Your answer is a single number: the count of lines that contain the string "this".

Listing »
........

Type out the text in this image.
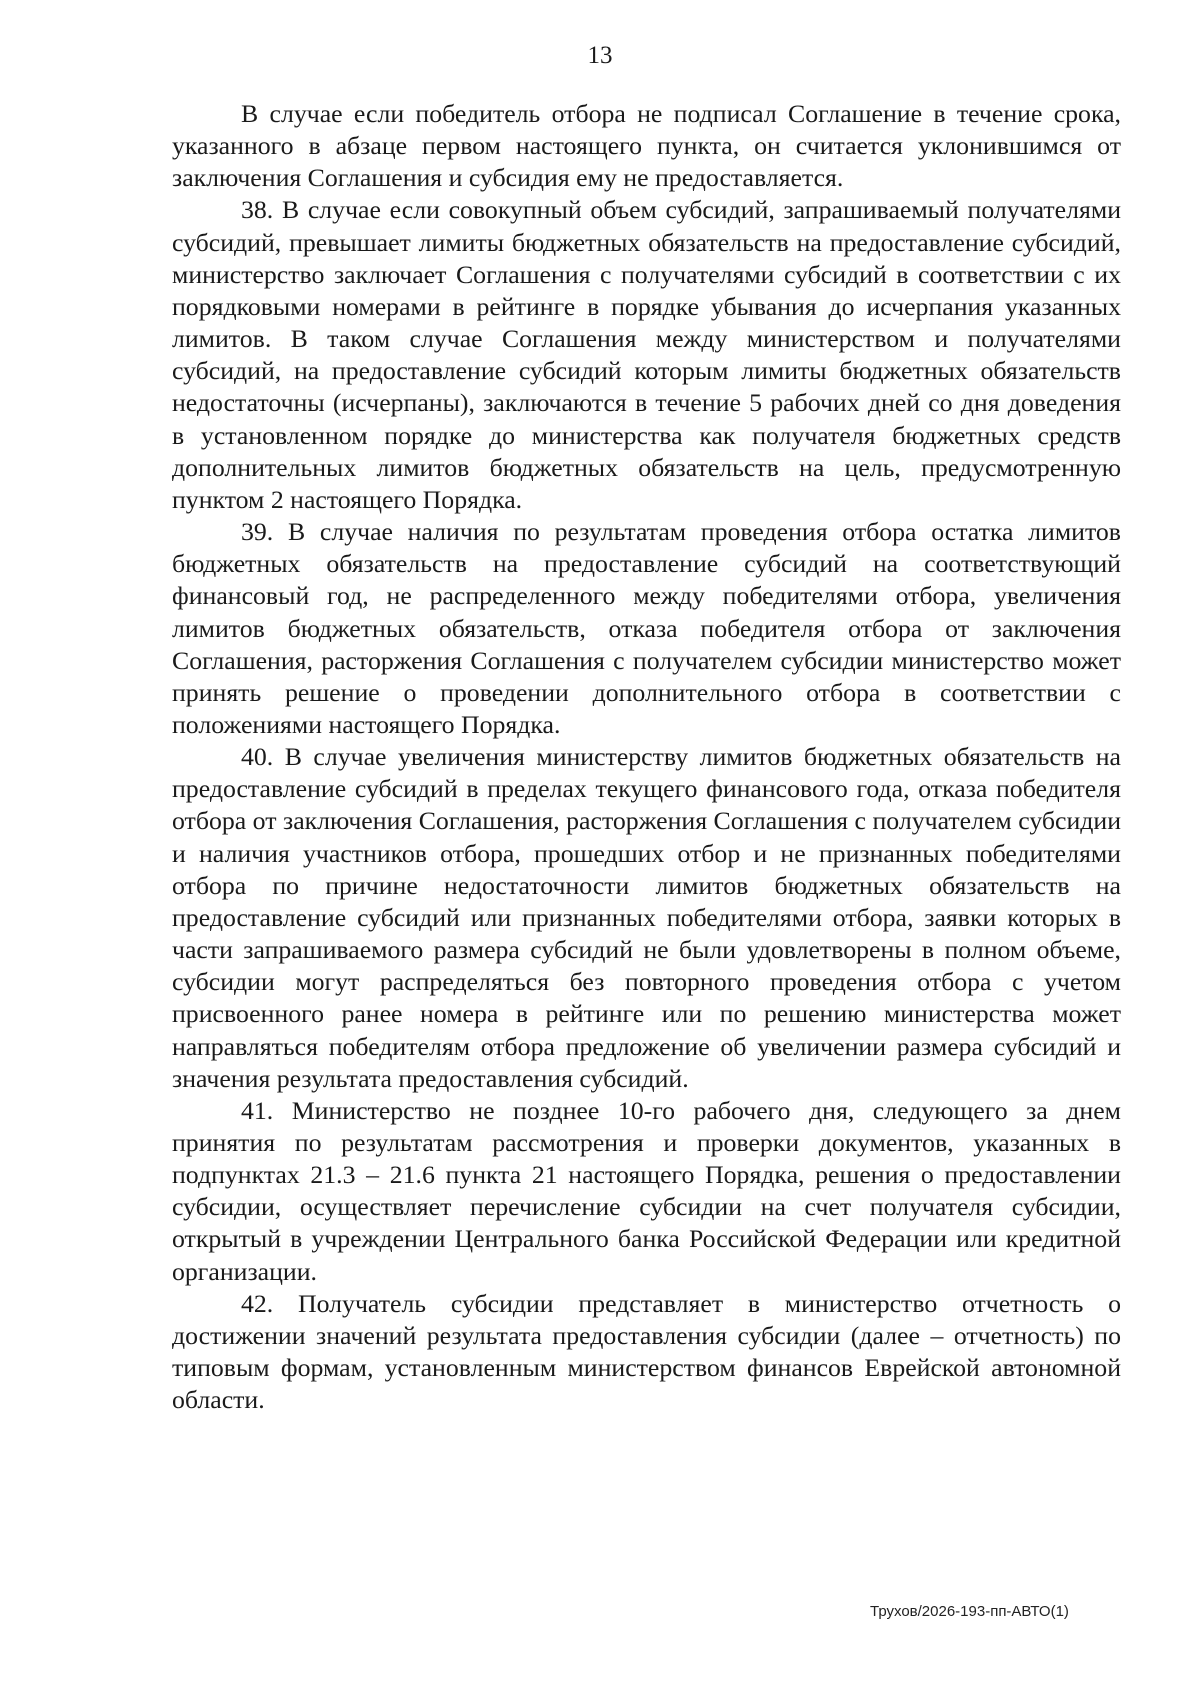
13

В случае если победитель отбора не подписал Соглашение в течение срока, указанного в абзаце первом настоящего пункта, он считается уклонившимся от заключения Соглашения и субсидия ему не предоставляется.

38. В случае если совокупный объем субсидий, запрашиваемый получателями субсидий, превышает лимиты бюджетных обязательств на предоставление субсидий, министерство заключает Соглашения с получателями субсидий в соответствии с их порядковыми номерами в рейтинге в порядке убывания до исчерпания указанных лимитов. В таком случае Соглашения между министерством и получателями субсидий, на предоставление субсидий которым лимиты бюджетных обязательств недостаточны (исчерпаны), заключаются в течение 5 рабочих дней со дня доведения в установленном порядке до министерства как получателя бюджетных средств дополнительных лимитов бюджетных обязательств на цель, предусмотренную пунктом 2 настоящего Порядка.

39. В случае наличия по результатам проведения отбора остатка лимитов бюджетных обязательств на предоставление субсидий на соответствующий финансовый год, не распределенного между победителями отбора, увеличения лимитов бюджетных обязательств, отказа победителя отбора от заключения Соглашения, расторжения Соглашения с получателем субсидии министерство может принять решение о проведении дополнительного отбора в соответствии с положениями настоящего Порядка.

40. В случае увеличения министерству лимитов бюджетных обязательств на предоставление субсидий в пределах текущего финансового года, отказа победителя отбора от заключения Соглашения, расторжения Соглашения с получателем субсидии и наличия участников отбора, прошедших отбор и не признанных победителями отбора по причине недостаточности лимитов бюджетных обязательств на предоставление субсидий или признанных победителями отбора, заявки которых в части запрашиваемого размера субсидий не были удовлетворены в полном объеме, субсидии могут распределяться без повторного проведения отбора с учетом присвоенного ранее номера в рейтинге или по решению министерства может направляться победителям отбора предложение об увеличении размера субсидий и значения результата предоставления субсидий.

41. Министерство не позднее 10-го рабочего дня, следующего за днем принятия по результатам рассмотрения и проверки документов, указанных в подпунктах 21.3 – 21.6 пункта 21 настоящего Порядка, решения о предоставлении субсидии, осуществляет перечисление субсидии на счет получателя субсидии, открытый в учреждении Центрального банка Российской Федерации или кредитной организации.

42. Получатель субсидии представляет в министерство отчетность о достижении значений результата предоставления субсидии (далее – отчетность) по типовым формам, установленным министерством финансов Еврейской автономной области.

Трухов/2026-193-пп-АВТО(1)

........

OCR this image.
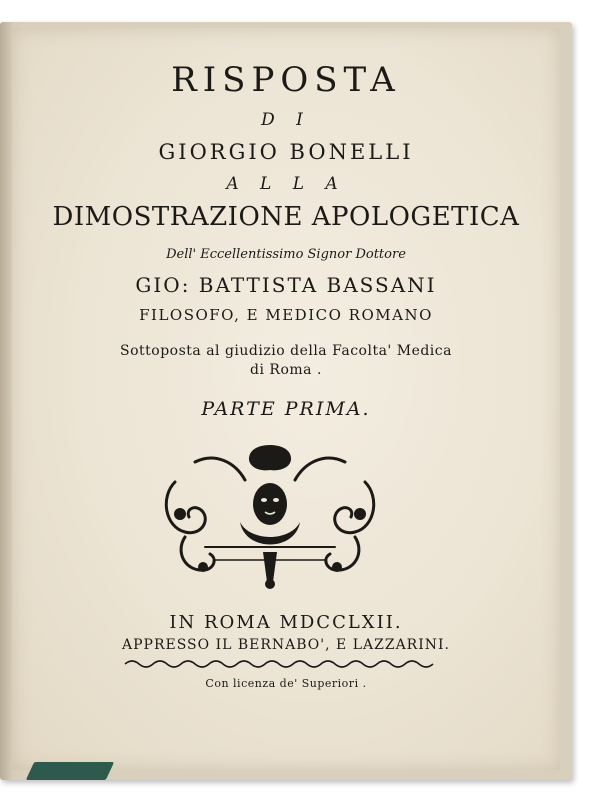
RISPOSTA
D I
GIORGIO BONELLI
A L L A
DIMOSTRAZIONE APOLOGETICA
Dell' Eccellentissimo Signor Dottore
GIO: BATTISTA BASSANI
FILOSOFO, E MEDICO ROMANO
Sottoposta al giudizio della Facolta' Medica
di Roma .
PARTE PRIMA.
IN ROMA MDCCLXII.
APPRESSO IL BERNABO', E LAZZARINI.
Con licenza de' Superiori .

........

Complete answer » 2